▶

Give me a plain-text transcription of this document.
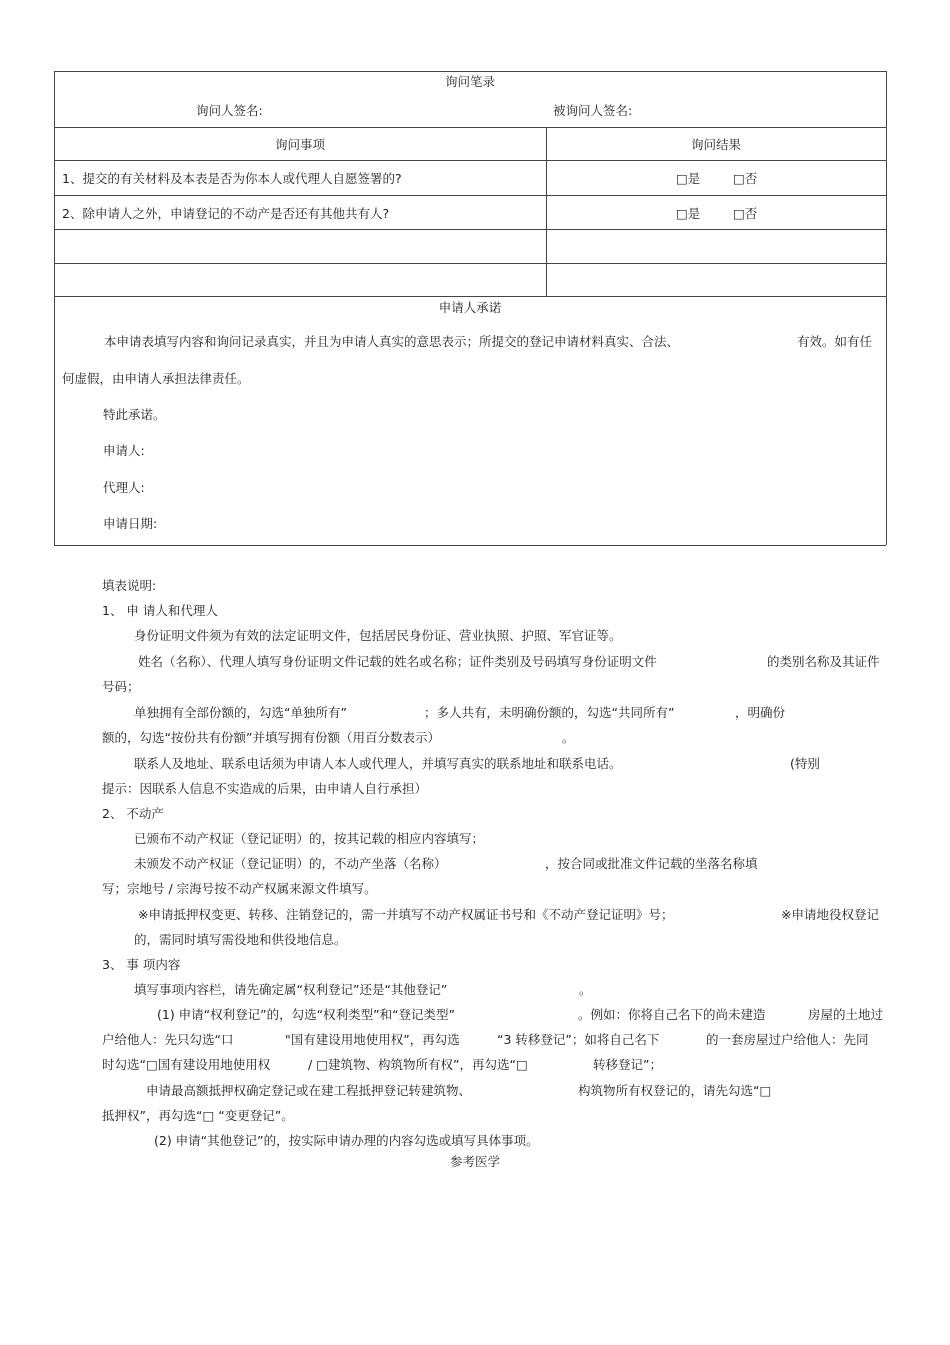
询问笔录
询问人签名:	被询问人签名:
询问事项	询问结果
1、提交的有关材料及本表是否为你本人或代理人自愿签署的?	□是	□否
2、除申请人之外，申请登记的不动产是否还有其他共有人?	□是	□否
申请人承诺
本申请表填写内容和询问记录真实，并且为申请人真实的意思表示；所提交的登记申请材料真实、合法、	有效。如有任
何虚假，由申请人承担法律责任。
特此承诺。
申请人:
代理人:
申请日期:
填表说明:
1、 申 请人和代理人
身份证明文件须为有效的法定证明文件，包括居民身份证、营业执照、护照、军官证等。
姓名（名称）、代理人填写身份证明文件记载的姓名或名称；证件类别及号码填写身份证明文件	的类别名称及其证件
号码；
单独拥有全部份额的，勾选“单独所有”	；多人共有，未明确份额的，勾选“共同所有”	，明确份
额的，勾选“按份共有份额”并填写拥有份额（用百分数表示）	。
联系人及地址、联系电话须为申请人本人或代理人，并填写真实的联系地址和联系电话。	(特别
提示：因联系人信息不实造成的后果，由申请人自行承担）
2、 不动产
已颁布不动产权证（登记证明）的，按其记载的相应内容填写；
未颁发不动产权证（登记证明）的，不动产坐落（名称）	，按合同或批准文件记载的坐落名称填
写；宗地号 / 宗海号按不动产权属来源文件填写。
※申请抵押权变更、转移、注销登记的，需一并填写不动产权属证书号和《不动产登记证明》号；	※申请地役权登记
的，需同时填写需役地和供役地信息。
3、 事 项内容
填写事项内容栏，请先确定属“权利登记”还是“其他登记”	。
(1) 申请“权利登记”的，勾选“权利类型”和“登记类型”	。例如：你将自己名下的尚未建造	房屋的土地过
户给他人：先只勾选“口	"国有建设用地使用权”，再勾选	“3 转移登记”；如将自己名下	的一套房屋过户给他人：先同
时勾选“□国有建设用地使用权	/ □建筑物、构筑物所有权”，再勾选“□	转移登记”；
申请最高额抵押权确定登记或在建工程抵押登记转建筑物、	构筑物所有权登记的，请先勾选“□
抵押权”，再勾选“□ “变更登记”。
(2) 申请“其他登记”的，按实际申请办理的内容勾选或填写具体事项。
参考医学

◀

Short exercise –
Reproduce the data word for word, excluding its pictures.

Written response –
Give me a plain-text transcription of this document.
询问笔录
询问人签名:	被询问人签名:
询问事项	询问结果
1、提交的有关材料及本表是否为你本人或代理人自愿签署的?	□是	□否
2、除申请人之外，申请登记的不动产是否还有其他共有人?	□是	□否
申请人承诺
本申请表填写内容和询问记录真实，并且为申请人真实的意思表示；所提交的登记申请材料真实、合法、	有效。如有任
何虚假，由申请人承担法律责任。
特此承诺。
申请人:
代理人:
申请日期:
填表说明:
1、 申 请人和代理人
身份证明文件须为有效的法定证明文件，包括居民身份证、营业执照、护照、军官证等。
姓名（名称）、代理人填写身份证明文件记载的姓名或名称；证件类别及号码填写身份证明文件	的类别名称及其证件
号码；
单独拥有全部份额的，勾选“单独所有”	；多人共有，未明确份额的，勾选“共同所有”	，明确份
额的，勾选“按份共有份额”并填写拥有份额（用百分数表示）	。
联系人及地址、联系电话须为申请人本人或代理人，并填写真实的联系地址和联系电话。	(特别
提示：因联系人信息不实造成的后果，由申请人自行承担）
2、 不动产
已颁布不动产权证（登记证明）的，按其记载的相应内容填写；
未颁发不动产权证（登记证明）的，不动产坐落（名称）	，按合同或批准文件记载的坐落名称填
写；宗地号 / 宗海号按不动产权属来源文件填写。
※申请抵押权变更、转移、注销登记的，需一并填写不动产权属证书号和《不动产登记证明》号；	※申请地役权登记
的，需同时填写需役地和供役地信息。
3、 事 项内容
填写事项内容栏，请先确定属“权利登记”还是“其他登记”	。
(1) 申请“权利登记”的，勾选“权利类型”和“登记类型”	。例如：你将自己名下的尚未建造	房屋的土地过
户给他人：先只勾选“口	"国有建设用地使用权”，再勾选	“3 转移登记”；如将自己名下	的一套房屋过户给他人：先同
时勾选“□国有建设用地使用权	/ □建筑物、构筑物所有权”，再勾选“□	转移登记”；
申请最高额抵押权确定登记或在建工程抵押登记转建筑物、	构筑物所有权登记的，请先勾选“□
抵押权”，再勾选“□ “变更登记”。
(2) 申请“其他登记”的，按实际申请办理的内容勾选或填写具体事项。
参考医学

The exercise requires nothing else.